» WRITTEN EXERCISE: Output the records. Match them exactly.

» DATASET ROWS:
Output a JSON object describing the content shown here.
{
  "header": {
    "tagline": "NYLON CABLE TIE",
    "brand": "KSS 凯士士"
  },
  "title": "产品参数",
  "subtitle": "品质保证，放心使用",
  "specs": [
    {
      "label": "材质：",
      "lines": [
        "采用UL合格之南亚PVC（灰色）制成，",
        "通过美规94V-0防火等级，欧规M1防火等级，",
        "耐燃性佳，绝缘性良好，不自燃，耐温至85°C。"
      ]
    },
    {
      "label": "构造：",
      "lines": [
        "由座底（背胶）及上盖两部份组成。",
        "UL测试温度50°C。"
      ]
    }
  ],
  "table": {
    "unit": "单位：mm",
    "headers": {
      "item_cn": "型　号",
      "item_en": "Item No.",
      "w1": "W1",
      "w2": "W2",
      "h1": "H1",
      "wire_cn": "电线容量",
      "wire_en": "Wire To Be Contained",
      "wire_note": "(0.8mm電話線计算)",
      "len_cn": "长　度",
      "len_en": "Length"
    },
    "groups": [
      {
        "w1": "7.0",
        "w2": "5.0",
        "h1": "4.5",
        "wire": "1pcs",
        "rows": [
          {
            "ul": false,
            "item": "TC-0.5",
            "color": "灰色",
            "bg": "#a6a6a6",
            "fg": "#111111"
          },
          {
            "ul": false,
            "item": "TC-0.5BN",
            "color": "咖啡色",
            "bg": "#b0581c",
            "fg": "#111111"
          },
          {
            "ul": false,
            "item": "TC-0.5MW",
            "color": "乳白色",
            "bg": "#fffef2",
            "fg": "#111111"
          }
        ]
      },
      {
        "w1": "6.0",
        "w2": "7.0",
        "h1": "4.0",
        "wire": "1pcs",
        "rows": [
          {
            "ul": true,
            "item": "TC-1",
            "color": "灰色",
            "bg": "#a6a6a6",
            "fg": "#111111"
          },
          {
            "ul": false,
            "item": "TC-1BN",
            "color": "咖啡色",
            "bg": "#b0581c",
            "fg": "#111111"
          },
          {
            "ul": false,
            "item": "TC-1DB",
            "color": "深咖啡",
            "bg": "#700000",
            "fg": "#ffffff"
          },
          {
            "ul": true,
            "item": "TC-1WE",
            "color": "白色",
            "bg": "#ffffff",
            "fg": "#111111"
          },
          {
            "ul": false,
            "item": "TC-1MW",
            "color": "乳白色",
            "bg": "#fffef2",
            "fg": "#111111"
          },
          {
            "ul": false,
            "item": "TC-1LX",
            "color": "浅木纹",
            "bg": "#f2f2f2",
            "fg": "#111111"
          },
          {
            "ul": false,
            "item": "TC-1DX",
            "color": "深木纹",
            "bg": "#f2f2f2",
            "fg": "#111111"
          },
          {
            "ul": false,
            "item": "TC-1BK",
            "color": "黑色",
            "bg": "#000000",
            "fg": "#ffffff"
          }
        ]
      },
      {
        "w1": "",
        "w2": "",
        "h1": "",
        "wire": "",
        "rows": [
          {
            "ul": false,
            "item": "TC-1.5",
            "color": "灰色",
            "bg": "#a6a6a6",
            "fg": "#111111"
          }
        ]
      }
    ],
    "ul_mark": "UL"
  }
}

» EXERCISE RESULT:
Output a JSON object describing the content shown here.
{
  "header": {
    "tagline": "NYLON CABLE TIE",
    "brand": "KSS 凯士士"
  },
  "title": "产品参数",
  "subtitle": "品质保证，放心使用",
  "specs": [
    {
      "label": "材质：",
      "lines": [
        "采用UL合格之南亚PVC（灰色）制成，",
        "通过美规94V-0防火等级，欧规M1防火等级，",
        "耐燃性佳，绝缘性良好，不自燃，耐温至85°C。"
      ]
    },
    {
      "label": "构造：",
      "lines": [
        "由座底（背胶）及上盖两部份组成。",
        "UL测试温度50°C。"
      ]
    }
  ],
  "table": {
    "unit": "单位：mm",
    "headers": {
      "item_cn": "型　号",
      "item_en": "Item No.",
      "w1": "W1",
      "w2": "W2",
      "h1": "H1",
      "wire_cn": "电线容量",
      "wire_en": "Wire To Be Contained",
      "wire_note": "(0.8mm電話線计算)",
      "len_cn": "长　度",
      "len_en": "Length"
    },
    "groups": [
      {
        "w1": "7.0",
        "w2": "5.0",
        "h1": "4.5",
        "wire": "1pcs",
        "rows": [
          {
            "ul": false,
            "item": "TC-0.5",
            "color": "灰色",
            "bg": "#a6a6a6",
            "fg": "#111111"
          },
          {
            "ul": false,
            "item": "TC-0.5BN",
            "color": "咖啡色",
            "bg": "#b0581c",
            "fg": "#111111"
          },
          {
            "ul": false,
            "item": "TC-0.5MW",
            "color": "乳白色",
            "bg": "#fffef2",
            "fg": "#111111"
          }
        ]
      },
      {
        "w1": "6.0",
        "w2": "7.0",
        "h1": "4.0",
        "wire": "1pcs",
        "rows": [
          {
            "ul": true,
            "item": "TC-1",
            "color": "灰色",
            "bg": "#a6a6a6",
            "fg": "#111111"
          },
          {
            "ul": false,
            "item": "TC-1BN",
            "color": "咖啡色",
            "bg": "#b0581c",
            "fg": "#111111"
          },
          {
            "ul": false,
            "item": "TC-1DB",
            "color": "深咖啡",
            "bg": "#700000",
            "fg": "#ffffff"
          },
          {
            "ul": true,
            "item": "TC-1WE",
            "color": "白色",
            "bg": "#ffffff",
            "fg": "#111111"
          },
          {
            "ul": false,
            "item": "TC-1MW",
            "color": "乳白色",
            "bg": "#fffef2",
            "fg": "#111111"
          },
          {
            "ul": false,
            "item": "TC-1LX",
            "color": "浅木纹",
            "bg": "#f2f2f2",
            "fg": "#111111"
          },
          {
            "ul": false,
            "item": "TC-1DX",
            "color": "深木纹",
            "bg": "#f2f2f2",
            "fg": "#111111"
          },
          {
            "ul": false,
            "item": "TC-1BK",
            "color": "黑色",
            "bg": "#000000",
            "fg": "#ffffff"
          }
        ]
      },
      {
        "w1": "",
        "w2": "",
        "h1": "",
        "wire": "",
        "rows": [
          {
            "ul": false,
            "item": "TC-1.5",
            "color": "灰色",
            "bg": "#a6a6a6",
            "fg": "#111111"
          }
        ]
      }
    ],
    "ul_mark": "UL"
  }
}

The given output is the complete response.